Given task:
Can you print every record below exactly as written?

Records supplied:
***
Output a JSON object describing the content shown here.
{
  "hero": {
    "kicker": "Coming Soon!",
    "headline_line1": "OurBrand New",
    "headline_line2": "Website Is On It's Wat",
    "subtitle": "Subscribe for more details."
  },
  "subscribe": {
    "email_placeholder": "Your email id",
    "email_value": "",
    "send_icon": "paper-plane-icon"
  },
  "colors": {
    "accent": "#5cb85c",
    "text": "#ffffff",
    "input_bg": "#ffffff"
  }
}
***
Solution to this problem:
Output a JSON object describing the content shown here.
{
  "hero": {
    "kicker": "Coming Soon!",
    "headline_line1": "OurBrand New",
    "headline_line2": "Website Is On It's Wat",
    "subtitle": "Subscribe for more details."
  },
  "subscribe": {
    "email_placeholder": "Your email id",
    "email_value": "",
    "send_icon": "paper-plane-icon"
  },
  "colors": {
    "accent": "#5cb85c",
    "text": "#ffffff",
    "input_bg": "#ffffff"
  }
}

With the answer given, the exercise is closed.